The problem:
Pick out the lines below that include the string "exclusively".

--------------------------------------------------

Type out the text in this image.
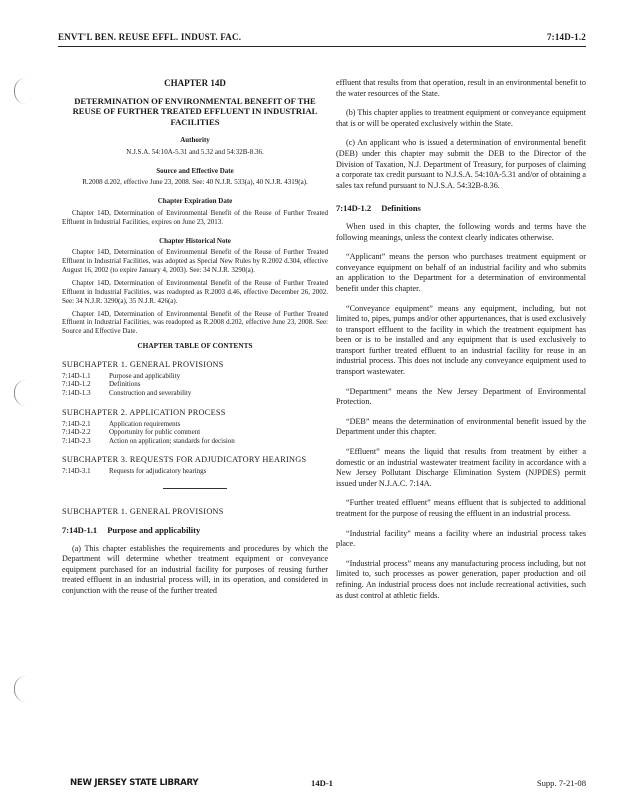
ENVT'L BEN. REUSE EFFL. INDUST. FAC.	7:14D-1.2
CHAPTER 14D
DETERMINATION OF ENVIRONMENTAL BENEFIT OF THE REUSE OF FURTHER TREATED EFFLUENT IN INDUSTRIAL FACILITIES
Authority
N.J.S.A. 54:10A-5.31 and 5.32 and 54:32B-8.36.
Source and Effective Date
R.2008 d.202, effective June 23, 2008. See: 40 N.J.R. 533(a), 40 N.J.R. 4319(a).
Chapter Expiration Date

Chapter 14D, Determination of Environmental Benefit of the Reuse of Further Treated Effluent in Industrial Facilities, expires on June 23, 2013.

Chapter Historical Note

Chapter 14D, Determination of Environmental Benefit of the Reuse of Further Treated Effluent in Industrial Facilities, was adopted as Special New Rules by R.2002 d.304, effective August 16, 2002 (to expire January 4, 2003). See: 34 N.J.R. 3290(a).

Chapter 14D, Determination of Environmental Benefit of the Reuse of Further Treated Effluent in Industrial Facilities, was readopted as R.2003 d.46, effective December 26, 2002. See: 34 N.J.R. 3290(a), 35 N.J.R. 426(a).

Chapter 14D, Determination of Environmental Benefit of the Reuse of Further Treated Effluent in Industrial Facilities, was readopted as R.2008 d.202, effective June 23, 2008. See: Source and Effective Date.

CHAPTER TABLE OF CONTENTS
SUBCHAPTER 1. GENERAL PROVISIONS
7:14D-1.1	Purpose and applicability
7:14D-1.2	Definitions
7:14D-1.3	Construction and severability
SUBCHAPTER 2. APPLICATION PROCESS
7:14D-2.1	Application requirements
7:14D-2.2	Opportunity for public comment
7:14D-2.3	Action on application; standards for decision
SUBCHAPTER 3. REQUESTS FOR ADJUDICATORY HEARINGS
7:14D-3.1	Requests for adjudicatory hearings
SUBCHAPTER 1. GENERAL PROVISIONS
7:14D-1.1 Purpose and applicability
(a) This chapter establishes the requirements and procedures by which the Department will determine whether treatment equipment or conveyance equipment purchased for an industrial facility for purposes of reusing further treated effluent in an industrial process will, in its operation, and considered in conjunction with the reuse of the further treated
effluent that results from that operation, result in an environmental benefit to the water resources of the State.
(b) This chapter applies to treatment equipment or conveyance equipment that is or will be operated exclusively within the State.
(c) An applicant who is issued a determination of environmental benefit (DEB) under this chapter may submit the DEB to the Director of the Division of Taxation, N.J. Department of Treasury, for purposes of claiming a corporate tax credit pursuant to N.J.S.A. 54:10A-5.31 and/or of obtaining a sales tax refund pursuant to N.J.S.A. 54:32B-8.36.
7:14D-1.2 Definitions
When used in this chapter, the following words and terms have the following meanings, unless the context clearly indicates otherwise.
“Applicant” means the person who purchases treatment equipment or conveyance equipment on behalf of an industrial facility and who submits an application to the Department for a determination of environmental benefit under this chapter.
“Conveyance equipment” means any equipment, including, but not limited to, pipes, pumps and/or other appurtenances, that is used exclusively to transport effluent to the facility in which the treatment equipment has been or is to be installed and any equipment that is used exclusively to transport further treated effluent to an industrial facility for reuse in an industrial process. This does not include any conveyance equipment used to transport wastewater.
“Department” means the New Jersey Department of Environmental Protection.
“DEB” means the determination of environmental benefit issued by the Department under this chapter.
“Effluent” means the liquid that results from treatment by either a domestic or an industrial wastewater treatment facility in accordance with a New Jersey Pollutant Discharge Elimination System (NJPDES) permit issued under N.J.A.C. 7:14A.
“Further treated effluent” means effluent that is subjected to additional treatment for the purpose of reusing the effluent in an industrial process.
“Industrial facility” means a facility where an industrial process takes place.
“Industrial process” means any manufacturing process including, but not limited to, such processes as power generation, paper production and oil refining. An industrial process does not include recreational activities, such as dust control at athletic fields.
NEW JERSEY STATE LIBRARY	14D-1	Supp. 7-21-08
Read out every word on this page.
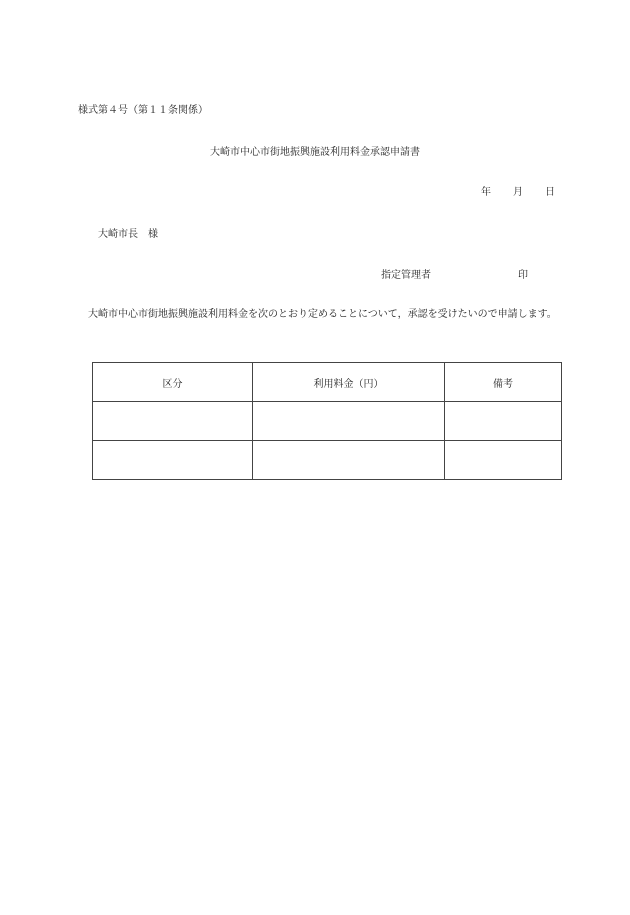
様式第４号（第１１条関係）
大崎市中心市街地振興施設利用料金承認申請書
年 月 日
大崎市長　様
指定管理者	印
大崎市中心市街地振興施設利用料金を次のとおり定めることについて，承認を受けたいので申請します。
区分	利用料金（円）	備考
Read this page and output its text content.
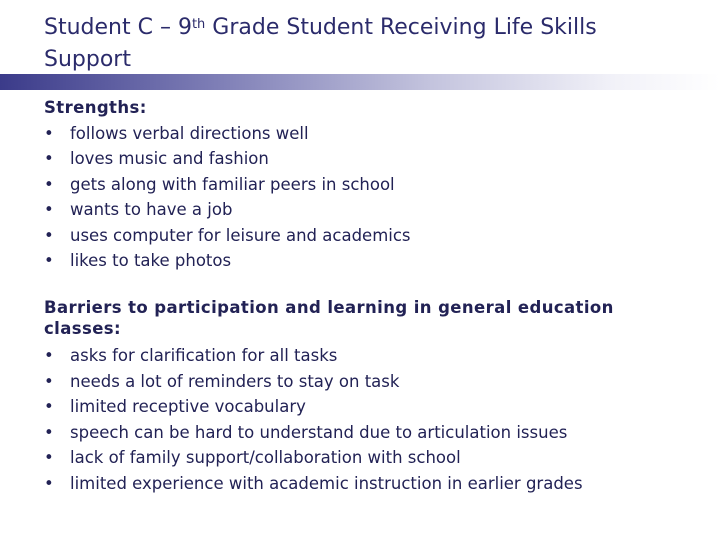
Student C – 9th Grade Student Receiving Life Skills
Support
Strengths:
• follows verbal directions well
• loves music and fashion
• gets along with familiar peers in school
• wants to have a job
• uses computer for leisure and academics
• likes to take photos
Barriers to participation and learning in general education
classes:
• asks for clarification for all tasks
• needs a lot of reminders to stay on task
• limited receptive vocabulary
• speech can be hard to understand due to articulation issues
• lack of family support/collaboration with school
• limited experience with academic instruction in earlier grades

--------------------------------------------------

Solution below:
(b) This chapter applies to treatment equipment or conveyance equipment that is or will be operated exclusively within the State.
“Conveyance equipment” means any equipment, including, but not limited to, pipes, pumps and/or other appurtenances, that is used exclusively to transport effluent to the facility in which the treatment equipment has been or is to be installed and any equipment that is used exclusively to transport further treated effluent to an industrial facility for reuse in an industrial process. This does not include any conveyance equipment used to transport wastewater.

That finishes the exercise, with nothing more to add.